Task brief: Produce an exact copy of all the data below, dropping every image.

Listed records:
|---|
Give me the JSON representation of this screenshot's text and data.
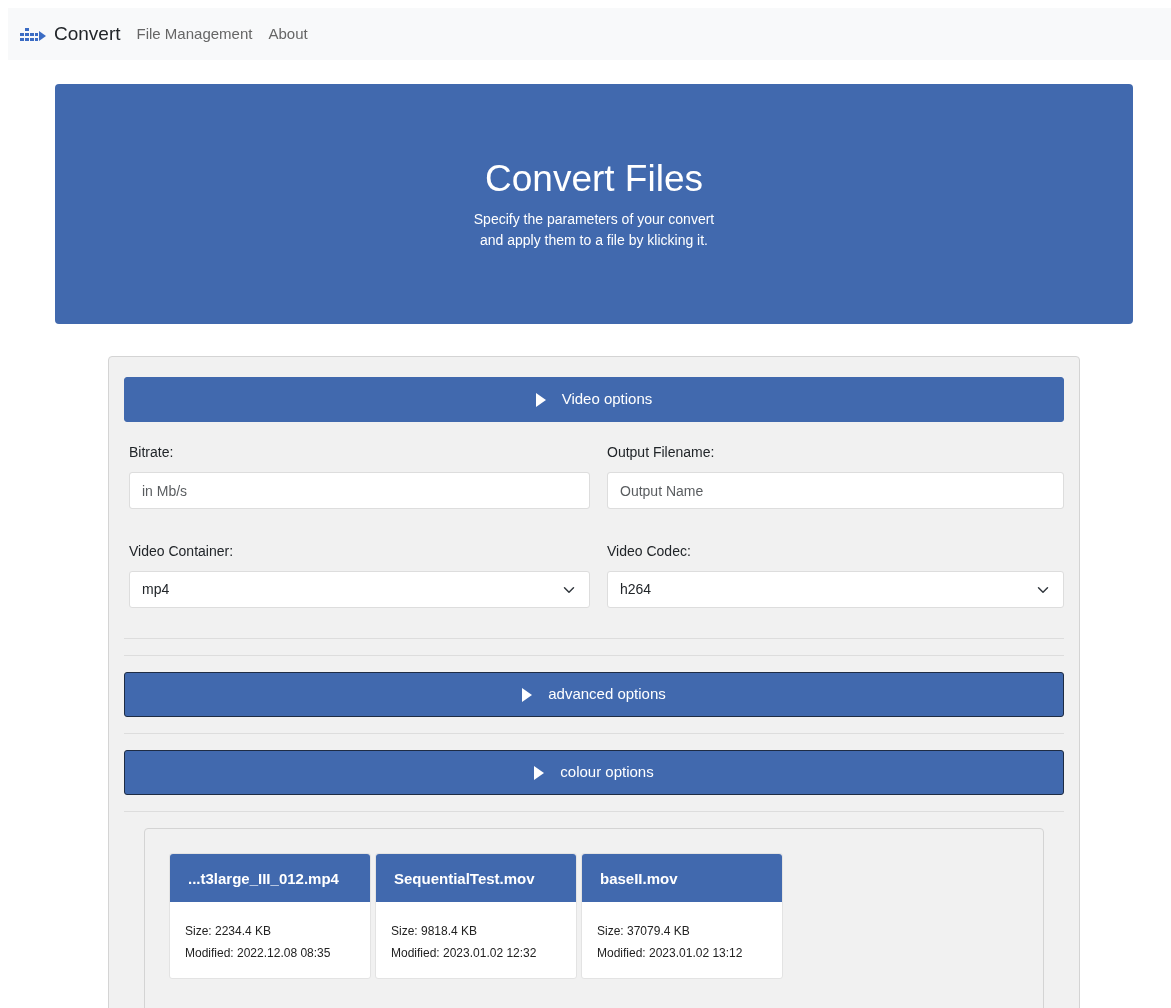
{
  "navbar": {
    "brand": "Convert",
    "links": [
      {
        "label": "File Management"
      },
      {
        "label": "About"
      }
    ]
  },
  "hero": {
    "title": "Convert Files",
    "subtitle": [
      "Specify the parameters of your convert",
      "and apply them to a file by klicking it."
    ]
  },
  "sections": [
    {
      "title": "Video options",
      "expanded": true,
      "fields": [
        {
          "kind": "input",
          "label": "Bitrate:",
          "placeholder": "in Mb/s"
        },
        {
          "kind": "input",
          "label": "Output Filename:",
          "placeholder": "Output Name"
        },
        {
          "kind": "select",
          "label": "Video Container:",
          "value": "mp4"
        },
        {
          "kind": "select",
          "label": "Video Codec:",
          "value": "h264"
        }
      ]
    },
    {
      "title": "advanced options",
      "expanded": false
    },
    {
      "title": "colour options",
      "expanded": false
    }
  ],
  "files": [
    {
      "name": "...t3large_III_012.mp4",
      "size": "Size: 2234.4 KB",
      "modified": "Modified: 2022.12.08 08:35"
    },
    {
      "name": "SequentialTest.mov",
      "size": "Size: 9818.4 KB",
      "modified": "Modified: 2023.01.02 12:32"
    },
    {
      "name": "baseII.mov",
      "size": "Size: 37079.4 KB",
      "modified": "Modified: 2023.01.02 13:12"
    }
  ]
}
|---|
Result of this exercise:
Give me the JSON representation of this screenshot's text and data.
{
  "navbar": {
    "brand": "Convert",
    "links": [
      {
        "label": "File Management"
      },
      {
        "label": "About"
      }
    ]
  },
  "hero": {
    "title": "Convert Files",
    "subtitle": [
      "Specify the parameters of your convert",
      "and apply them to a file by klicking it."
    ]
  },
  "sections": [
    {
      "title": "Video options",
      "expanded": true,
      "fields": [
        {
          "kind": "input",
          "label": "Bitrate:",
          "placeholder": "in Mb/s"
        },
        {
          "kind": "input",
          "label": "Output Filename:",
          "placeholder": "Output Name"
        },
        {
          "kind": "select",
          "label": "Video Container:",
          "value": "mp4"
        },
        {
          "kind": "select",
          "label": "Video Codec:",
          "value": "h264"
        }
      ]
    },
    {
      "title": "advanced options",
      "expanded": false
    },
    {
      "title": "colour options",
      "expanded": false
    }
  ],
  "files": [
    {
      "name": "...t3large_III_012.mp4",
      "size": "Size: 2234.4 KB",
      "modified": "Modified: 2022.12.08 08:35"
    },
    {
      "name": "SequentialTest.mov",
      "size": "Size: 9818.4 KB",
      "modified": "Modified: 2023.01.02 12:32"
    },
    {
      "name": "baseII.mov",
      "size": "Size: 37079.4 KB",
      "modified": "Modified: 2023.01.02 13:12"
    }
  ]
}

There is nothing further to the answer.